━━━━━ Material shown

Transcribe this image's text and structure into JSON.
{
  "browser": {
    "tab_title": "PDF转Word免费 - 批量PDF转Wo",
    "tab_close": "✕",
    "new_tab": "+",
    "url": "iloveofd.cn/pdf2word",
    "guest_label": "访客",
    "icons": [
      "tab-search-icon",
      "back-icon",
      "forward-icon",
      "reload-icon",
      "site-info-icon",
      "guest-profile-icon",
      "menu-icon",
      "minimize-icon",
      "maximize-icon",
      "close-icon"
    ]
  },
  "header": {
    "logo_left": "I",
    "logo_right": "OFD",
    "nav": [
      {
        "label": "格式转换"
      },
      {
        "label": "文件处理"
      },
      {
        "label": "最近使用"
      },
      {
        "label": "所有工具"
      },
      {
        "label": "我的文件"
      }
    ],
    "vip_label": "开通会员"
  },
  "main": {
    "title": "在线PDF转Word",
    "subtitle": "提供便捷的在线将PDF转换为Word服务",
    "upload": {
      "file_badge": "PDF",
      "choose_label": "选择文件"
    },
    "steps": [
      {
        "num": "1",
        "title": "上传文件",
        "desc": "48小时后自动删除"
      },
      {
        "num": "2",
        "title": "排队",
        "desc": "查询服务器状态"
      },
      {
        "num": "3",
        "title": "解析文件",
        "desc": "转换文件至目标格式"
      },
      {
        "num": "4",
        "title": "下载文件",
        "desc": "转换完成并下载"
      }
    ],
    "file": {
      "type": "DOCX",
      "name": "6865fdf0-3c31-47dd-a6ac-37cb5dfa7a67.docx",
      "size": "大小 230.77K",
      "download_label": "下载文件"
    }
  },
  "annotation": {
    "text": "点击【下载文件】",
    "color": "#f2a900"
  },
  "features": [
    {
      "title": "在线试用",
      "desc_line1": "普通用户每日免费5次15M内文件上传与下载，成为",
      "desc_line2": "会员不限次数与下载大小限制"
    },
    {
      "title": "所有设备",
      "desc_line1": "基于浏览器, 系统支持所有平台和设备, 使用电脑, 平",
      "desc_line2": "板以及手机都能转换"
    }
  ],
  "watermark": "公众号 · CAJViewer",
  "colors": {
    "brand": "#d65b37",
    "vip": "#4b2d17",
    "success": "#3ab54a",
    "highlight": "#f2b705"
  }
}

━━━━━━━━━━

Quote the data in full, keeping each word unchanged.

Transcribe this image's text and structure into JSON.
{
  "browser": {
    "tab_title": "PDF转Word免费 - 批量PDF转Wo",
    "tab_close": "✕",
    "new_tab": "+",
    "url": "iloveofd.cn/pdf2word",
    "guest_label": "访客",
    "icons": [
      "tab-search-icon",
      "back-icon",
      "forward-icon",
      "reload-icon",
      "site-info-icon",
      "guest-profile-icon",
      "menu-icon",
      "minimize-icon",
      "maximize-icon",
      "close-icon"
    ]
  },
  "header": {
    "logo_left": "I",
    "logo_right": "OFD",
    "nav": [
      {
        "label": "格式转换"
      },
      {
        "label": "文件处理"
      },
      {
        "label": "最近使用"
      },
      {
        "label": "所有工具"
      },
      {
        "label": "我的文件"
      }
    ],
    "vip_label": "开通会员"
  },
  "main": {
    "title": "在线PDF转Word",
    "subtitle": "提供便捷的在线将PDF转换为Word服务",
    "upload": {
      "file_badge": "PDF",
      "choose_label": "选择文件"
    },
    "steps": [
      {
        "num": "1",
        "title": "上传文件",
        "desc": "48小时后自动删除"
      },
      {
        "num": "2",
        "title": "排队",
        "desc": "查询服务器状态"
      },
      {
        "num": "3",
        "title": "解析文件",
        "desc": "转换文件至目标格式"
      },
      {
        "num": "4",
        "title": "下载文件",
        "desc": "转换完成并下载"
      }
    ],
    "file": {
      "type": "DOCX",
      "name": "6865fdf0-3c31-47dd-a6ac-37cb5dfa7a67.docx",
      "size": "大小 230.77K",
      "download_label": "下载文件"
    }
  },
  "annotation": {
    "text": "点击【下载文件】",
    "color": "#f2a900"
  },
  "features": [
    {
      "title": "在线试用",
      "desc_line1": "普通用户每日免费5次15M内文件上传与下载，成为",
      "desc_line2": "会员不限次数与下载大小限制"
    },
    {
      "title": "所有设备",
      "desc_line1": "基于浏览器, 系统支持所有平台和设备, 使用电脑, 平",
      "desc_line2": "板以及手机都能转换"
    }
  ],
  "watermark": "公众号 · CAJViewer",
  "colors": {
    "brand": "#d65b37",
    "vip": "#4b2d17",
    "success": "#3ab54a",
    "highlight": "#f2b705"
  }
}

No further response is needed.